start Input material

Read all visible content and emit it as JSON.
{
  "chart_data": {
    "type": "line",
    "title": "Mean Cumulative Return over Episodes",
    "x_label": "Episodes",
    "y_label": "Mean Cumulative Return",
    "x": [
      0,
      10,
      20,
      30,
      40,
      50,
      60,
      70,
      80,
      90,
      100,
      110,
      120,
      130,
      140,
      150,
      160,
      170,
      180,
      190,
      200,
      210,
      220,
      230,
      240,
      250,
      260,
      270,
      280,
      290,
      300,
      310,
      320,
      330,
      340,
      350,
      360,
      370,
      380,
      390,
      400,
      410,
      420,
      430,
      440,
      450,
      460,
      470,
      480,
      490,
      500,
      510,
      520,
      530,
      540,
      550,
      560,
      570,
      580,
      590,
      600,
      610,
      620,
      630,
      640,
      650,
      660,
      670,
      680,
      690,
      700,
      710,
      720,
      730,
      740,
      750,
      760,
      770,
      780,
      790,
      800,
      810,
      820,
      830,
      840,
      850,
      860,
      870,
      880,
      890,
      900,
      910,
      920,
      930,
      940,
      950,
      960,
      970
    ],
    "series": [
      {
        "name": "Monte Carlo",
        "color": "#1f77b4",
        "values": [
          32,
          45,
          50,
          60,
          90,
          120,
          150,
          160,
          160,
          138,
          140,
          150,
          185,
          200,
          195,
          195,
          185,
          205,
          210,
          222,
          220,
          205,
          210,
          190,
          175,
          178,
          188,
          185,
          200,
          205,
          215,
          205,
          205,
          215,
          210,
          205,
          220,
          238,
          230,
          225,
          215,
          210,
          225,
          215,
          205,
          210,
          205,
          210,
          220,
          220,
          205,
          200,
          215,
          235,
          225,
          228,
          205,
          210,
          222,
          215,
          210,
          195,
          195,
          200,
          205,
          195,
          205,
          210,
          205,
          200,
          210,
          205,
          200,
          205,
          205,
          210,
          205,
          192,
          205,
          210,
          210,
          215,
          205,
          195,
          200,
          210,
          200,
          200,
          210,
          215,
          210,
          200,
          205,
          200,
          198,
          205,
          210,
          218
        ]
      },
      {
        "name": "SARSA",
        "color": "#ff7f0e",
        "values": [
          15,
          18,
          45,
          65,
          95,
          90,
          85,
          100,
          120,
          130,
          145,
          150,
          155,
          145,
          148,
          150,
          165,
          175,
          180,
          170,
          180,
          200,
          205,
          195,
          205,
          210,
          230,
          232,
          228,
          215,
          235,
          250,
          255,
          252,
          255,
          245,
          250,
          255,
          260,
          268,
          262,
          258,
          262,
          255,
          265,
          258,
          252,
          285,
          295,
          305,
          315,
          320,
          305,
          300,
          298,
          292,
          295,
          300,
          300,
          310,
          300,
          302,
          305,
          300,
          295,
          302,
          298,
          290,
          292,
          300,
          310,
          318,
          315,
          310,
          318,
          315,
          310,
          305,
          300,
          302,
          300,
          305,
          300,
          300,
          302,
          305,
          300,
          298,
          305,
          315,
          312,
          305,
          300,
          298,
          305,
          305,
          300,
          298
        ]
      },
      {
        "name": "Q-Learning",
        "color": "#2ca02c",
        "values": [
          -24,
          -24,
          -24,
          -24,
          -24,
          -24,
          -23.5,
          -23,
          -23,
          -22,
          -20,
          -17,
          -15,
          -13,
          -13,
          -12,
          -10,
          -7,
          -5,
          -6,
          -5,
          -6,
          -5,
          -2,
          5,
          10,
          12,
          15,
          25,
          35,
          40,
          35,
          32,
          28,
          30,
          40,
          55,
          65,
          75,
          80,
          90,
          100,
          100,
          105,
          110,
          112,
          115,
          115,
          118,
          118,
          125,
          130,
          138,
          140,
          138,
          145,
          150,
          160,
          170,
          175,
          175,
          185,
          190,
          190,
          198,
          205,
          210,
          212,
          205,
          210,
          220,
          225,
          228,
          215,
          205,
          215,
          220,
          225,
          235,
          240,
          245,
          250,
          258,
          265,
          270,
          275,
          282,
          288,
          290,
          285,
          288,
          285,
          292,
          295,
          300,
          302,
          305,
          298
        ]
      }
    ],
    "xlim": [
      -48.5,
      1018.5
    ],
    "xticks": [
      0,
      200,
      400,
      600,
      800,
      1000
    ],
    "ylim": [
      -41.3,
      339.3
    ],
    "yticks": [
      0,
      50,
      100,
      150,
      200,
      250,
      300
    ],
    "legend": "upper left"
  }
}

end Input material

What is asked
Write out all of the records above exactly as they appear.

Response
Read all visible content and emit it as JSON.
{
  "chart_data": {
    "type": "line",
    "title": "Mean Cumulative Return over Episodes",
    "x_label": "Episodes",
    "y_label": "Mean Cumulative Return",
    "x": [
      0,
      10,
      20,
      30,
      40,
      50,
      60,
      70,
      80,
      90,
      100,
      110,
      120,
      130,
      140,
      150,
      160,
      170,
      180,
      190,
      200,
      210,
      220,
      230,
      240,
      250,
      260,
      270,
      280,
      290,
      300,
      310,
      320,
      330,
      340,
      350,
      360,
      370,
      380,
      390,
      400,
      410,
      420,
      430,
      440,
      450,
      460,
      470,
      480,
      490,
      500,
      510,
      520,
      530,
      540,
      550,
      560,
      570,
      580,
      590,
      600,
      610,
      620,
      630,
      640,
      650,
      660,
      670,
      680,
      690,
      700,
      710,
      720,
      730,
      740,
      750,
      760,
      770,
      780,
      790,
      800,
      810,
      820,
      830,
      840,
      850,
      860,
      870,
      880,
      890,
      900,
      910,
      920,
      930,
      940,
      950,
      960,
      970
    ],
    "series": [
      {
        "name": "Monte Carlo",
        "color": "#1f77b4",
        "values": [
          32,
          45,
          50,
          60,
          90,
          120,
          150,
          160,
          160,
          138,
          140,
          150,
          185,
          200,
          195,
          195,
          185,
          205,
          210,
          222,
          220,
          205,
          210,
          190,
          175,
          178,
          188,
          185,
          200,
          205,
          215,
          205,
          205,
          215,
          210,
          205,
          220,
          238,
          230,
          225,
          215,
          210,
          225,
          215,
          205,
          210,
          205,
          210,
          220,
          220,
          205,
          200,
          215,
          235,
          225,
          228,
          205,
          210,
          222,
          215,
          210,
          195,
          195,
          200,
          205,
          195,
          205,
          210,
          205,
          200,
          210,
          205,
          200,
          205,
          205,
          210,
          205,
          192,
          205,
          210,
          210,
          215,
          205,
          195,
          200,
          210,
          200,
          200,
          210,
          215,
          210,
          200,
          205,
          200,
          198,
          205,
          210,
          218
        ]
      },
      {
        "name": "SARSA",
        "color": "#ff7f0e",
        "values": [
          15,
          18,
          45,
          65,
          95,
          90,
          85,
          100,
          120,
          130,
          145,
          150,
          155,
          145,
          148,
          150,
          165,
          175,
          180,
          170,
          180,
          200,
          205,
          195,
          205,
          210,
          230,
          232,
          228,
          215,
          235,
          250,
          255,
          252,
          255,
          245,
          250,
          255,
          260,
          268,
          262,
          258,
          262,
          255,
          265,
          258,
          252,
          285,
          295,
          305,
          315,
          320,
          305,
          300,
          298,
          292,
          295,
          300,
          300,
          310,
          300,
          302,
          305,
          300,
          295,
          302,
          298,
          290,
          292,
          300,
          310,
          318,
          315,
          310,
          318,
          315,
          310,
          305,
          300,
          302,
          300,
          305,
          300,
          300,
          302,
          305,
          300,
          298,
          305,
          315,
          312,
          305,
          300,
          298,
          305,
          305,
          300,
          298
        ]
      },
      {
        "name": "Q-Learning",
        "color": "#2ca02c",
        "values": [
          -24,
          -24,
          -24,
          -24,
          -24,
          -24,
          -23.5,
          -23,
          -23,
          -22,
          -20,
          -17,
          -15,
          -13,
          -13,
          -12,
          -10,
          -7,
          -5,
          -6,
          -5,
          -6,
          -5,
          -2,
          5,
          10,
          12,
          15,
          25,
          35,
          40,
          35,
          32,
          28,
          30,
          40,
          55,
          65,
          75,
          80,
          90,
          100,
          100,
          105,
          110,
          112,
          115,
          115,
          118,
          118,
          125,
          130,
          138,
          140,
          138,
          145,
          150,
          160,
          170,
          175,
          175,
          185,
          190,
          190,
          198,
          205,
          210,
          212,
          205,
          210,
          220,
          225,
          228,
          215,
          205,
          215,
          220,
          225,
          235,
          240,
          245,
          250,
          258,
          265,
          270,
          275,
          282,
          288,
          290,
          285,
          288,
          285,
          292,
          295,
          300,
          302,
          305,
          298
        ]
      }
    ],
    "xlim": [
      -48.5,
      1018.5
    ],
    "xticks": [
      0,
      200,
      400,
      600,
      800,
      1000
    ],
    "ylim": [
      -41.3,
      339.3
    ],
    "yticks": [
      0,
      50,
      100,
      150,
      200,
      250,
      300
    ],
    "legend": "upper left"
  }
}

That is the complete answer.